== WORK REQUIRED ==
Go through the lines below and copy each one that holds the string "Speed".

Figure dataset records

## begin

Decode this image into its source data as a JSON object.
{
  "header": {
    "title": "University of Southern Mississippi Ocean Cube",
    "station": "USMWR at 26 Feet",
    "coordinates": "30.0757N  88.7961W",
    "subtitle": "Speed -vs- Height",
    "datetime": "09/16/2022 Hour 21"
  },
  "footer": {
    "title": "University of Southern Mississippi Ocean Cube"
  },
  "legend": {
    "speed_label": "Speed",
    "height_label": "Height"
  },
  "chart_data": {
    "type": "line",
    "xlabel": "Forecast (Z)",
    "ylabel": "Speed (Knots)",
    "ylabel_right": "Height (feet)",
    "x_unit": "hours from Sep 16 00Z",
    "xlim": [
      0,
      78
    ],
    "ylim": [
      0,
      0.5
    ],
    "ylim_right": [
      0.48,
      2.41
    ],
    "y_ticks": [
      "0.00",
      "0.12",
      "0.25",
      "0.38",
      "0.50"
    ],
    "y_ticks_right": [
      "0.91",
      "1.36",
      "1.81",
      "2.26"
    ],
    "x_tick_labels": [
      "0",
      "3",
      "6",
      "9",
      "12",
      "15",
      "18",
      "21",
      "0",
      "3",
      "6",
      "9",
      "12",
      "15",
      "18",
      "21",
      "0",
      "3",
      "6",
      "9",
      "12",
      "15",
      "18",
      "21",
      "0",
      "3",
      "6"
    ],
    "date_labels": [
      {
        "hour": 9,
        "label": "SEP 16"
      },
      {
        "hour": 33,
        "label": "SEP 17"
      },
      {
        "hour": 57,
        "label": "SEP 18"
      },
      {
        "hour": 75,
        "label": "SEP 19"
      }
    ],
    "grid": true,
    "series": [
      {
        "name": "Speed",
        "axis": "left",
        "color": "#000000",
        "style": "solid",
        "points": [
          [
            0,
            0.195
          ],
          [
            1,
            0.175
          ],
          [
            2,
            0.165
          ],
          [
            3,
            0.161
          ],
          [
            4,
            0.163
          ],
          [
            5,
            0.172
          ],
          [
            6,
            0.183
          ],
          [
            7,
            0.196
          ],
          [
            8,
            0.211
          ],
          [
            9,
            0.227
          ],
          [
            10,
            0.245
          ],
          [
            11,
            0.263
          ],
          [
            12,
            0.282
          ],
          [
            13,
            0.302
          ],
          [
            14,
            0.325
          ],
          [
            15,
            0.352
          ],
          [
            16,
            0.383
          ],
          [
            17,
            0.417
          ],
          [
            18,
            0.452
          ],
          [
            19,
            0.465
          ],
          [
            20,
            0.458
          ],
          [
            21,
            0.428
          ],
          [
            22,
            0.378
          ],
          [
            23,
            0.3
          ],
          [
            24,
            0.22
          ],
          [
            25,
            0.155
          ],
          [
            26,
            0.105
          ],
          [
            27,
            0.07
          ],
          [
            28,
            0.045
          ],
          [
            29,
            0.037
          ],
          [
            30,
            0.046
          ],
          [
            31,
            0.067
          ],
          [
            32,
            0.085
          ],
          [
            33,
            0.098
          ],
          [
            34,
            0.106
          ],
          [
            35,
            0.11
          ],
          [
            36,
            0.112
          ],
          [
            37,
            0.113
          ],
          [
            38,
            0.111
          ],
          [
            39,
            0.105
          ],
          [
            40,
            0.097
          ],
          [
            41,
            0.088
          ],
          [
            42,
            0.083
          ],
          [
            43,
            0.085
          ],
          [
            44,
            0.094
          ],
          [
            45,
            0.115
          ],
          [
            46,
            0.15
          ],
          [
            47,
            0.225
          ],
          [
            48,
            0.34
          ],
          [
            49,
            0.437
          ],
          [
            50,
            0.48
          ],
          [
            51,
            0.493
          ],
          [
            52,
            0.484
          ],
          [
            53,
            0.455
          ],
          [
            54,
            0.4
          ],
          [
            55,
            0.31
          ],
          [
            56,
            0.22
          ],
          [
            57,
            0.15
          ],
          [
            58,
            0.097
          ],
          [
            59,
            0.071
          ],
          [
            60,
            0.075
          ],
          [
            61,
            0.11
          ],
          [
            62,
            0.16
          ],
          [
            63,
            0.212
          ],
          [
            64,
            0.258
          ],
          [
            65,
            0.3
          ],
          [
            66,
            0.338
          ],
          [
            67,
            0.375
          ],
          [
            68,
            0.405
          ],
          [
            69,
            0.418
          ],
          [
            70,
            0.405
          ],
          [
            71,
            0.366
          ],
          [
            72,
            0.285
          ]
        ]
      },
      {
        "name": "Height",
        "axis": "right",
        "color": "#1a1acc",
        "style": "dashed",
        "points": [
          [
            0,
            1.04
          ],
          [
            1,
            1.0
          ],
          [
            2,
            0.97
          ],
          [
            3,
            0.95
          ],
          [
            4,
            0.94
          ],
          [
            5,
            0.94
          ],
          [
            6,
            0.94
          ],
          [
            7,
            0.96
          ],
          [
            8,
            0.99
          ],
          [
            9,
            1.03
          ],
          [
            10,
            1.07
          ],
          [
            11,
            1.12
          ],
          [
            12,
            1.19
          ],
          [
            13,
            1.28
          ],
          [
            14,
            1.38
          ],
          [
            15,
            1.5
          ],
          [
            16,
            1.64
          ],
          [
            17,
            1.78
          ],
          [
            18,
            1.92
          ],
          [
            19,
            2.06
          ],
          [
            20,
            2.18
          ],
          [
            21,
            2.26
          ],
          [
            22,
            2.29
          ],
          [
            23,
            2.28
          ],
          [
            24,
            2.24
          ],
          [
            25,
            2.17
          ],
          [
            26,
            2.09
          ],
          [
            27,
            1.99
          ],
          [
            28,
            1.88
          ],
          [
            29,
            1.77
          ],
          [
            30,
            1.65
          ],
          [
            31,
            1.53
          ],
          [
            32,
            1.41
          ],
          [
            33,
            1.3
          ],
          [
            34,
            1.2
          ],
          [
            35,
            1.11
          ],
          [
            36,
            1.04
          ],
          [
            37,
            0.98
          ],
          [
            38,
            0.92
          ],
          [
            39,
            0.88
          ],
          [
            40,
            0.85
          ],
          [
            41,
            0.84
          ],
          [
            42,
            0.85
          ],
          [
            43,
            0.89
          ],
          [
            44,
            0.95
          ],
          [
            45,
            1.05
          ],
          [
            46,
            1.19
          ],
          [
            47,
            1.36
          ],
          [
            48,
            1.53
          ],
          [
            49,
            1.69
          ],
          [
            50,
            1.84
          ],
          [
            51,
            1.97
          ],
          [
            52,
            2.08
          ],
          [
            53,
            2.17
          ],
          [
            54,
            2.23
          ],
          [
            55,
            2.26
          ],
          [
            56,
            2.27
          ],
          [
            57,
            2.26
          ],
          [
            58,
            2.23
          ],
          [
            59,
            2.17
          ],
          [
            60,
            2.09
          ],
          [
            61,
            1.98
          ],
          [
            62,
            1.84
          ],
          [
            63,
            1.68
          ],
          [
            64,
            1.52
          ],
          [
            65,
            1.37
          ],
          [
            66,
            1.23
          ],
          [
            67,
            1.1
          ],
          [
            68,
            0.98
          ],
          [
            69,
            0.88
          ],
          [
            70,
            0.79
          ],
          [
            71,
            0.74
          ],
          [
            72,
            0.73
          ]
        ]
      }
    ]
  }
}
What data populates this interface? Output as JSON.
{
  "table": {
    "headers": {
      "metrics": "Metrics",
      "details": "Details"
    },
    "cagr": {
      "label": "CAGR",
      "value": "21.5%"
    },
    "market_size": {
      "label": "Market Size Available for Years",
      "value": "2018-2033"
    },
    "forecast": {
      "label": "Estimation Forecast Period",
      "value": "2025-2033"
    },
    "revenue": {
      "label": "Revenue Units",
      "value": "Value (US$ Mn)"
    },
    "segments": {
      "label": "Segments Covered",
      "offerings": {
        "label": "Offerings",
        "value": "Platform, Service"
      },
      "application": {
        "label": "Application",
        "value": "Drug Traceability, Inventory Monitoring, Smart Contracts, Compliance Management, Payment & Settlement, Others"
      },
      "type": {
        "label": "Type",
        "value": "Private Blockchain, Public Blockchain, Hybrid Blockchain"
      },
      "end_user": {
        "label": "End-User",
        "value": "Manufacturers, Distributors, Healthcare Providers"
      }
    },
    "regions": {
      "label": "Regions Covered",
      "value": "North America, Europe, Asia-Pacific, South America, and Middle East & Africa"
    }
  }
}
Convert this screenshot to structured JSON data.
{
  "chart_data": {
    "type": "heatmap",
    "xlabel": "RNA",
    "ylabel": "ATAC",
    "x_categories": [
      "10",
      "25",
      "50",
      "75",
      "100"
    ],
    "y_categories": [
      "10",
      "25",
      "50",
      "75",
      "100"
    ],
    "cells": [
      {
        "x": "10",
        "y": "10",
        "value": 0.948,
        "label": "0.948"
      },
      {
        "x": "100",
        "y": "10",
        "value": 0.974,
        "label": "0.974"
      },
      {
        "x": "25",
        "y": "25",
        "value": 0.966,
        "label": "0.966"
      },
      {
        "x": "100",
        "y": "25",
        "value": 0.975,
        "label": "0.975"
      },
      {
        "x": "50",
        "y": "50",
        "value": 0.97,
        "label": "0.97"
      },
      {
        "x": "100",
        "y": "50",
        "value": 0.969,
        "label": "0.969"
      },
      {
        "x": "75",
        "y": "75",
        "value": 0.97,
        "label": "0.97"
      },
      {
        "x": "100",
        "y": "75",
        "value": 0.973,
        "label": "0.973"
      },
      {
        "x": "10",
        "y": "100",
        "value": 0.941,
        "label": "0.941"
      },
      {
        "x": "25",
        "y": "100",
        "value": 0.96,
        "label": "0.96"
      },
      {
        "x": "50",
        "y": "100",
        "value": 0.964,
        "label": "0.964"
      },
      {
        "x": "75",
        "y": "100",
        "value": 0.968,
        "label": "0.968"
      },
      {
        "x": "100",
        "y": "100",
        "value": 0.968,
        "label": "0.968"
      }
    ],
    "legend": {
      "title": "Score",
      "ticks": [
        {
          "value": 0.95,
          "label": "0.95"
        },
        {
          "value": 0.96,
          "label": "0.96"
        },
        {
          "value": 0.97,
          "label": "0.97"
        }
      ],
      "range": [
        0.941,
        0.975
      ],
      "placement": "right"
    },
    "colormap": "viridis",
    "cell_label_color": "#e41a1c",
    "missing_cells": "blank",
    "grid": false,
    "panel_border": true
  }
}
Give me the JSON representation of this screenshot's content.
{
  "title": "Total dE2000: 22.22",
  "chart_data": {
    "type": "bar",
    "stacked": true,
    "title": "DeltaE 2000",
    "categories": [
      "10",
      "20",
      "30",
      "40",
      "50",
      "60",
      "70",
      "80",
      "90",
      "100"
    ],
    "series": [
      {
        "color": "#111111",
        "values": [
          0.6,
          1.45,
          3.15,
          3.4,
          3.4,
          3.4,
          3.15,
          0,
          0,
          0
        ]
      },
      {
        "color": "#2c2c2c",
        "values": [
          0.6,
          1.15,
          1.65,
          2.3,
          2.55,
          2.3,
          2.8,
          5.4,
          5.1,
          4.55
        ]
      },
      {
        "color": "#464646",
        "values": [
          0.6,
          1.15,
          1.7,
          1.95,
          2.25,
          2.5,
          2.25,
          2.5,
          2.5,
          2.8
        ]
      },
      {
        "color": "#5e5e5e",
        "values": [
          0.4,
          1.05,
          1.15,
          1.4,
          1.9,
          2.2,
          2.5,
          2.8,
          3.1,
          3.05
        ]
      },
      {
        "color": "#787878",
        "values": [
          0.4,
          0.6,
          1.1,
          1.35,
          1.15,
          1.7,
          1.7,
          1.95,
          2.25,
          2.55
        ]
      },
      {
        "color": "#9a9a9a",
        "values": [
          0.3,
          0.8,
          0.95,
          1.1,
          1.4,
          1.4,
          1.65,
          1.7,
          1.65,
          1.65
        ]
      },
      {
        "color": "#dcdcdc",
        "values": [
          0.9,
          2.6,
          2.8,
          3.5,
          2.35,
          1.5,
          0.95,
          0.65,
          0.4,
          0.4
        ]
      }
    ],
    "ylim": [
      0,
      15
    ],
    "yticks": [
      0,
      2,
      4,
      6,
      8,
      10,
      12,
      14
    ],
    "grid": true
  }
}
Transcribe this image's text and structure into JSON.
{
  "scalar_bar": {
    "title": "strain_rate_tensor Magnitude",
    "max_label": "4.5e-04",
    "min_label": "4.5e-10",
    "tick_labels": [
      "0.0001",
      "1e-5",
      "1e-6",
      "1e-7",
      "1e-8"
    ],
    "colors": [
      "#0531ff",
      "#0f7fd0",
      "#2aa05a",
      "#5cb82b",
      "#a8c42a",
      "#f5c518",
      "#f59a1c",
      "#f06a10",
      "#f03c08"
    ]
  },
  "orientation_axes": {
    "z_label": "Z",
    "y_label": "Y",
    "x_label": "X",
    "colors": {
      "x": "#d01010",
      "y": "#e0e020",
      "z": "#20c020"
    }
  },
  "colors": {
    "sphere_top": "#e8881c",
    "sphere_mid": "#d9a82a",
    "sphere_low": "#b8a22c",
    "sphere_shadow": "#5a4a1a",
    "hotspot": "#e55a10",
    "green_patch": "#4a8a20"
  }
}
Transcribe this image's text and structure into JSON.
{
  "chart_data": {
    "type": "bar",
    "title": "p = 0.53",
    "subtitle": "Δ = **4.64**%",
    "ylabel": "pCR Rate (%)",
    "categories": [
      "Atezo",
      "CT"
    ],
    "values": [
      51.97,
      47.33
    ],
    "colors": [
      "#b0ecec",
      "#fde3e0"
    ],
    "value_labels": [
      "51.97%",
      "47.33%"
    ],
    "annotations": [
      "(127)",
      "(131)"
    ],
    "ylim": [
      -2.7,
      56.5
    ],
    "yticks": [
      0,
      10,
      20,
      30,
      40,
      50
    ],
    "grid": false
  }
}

## end

== CORRECT ANSWER ==
    "subtitle": "Speed -vs- Height",
    "speed_label": "Speed",
    "ylabel": "Speed (Knots)",
        "name": "Speed",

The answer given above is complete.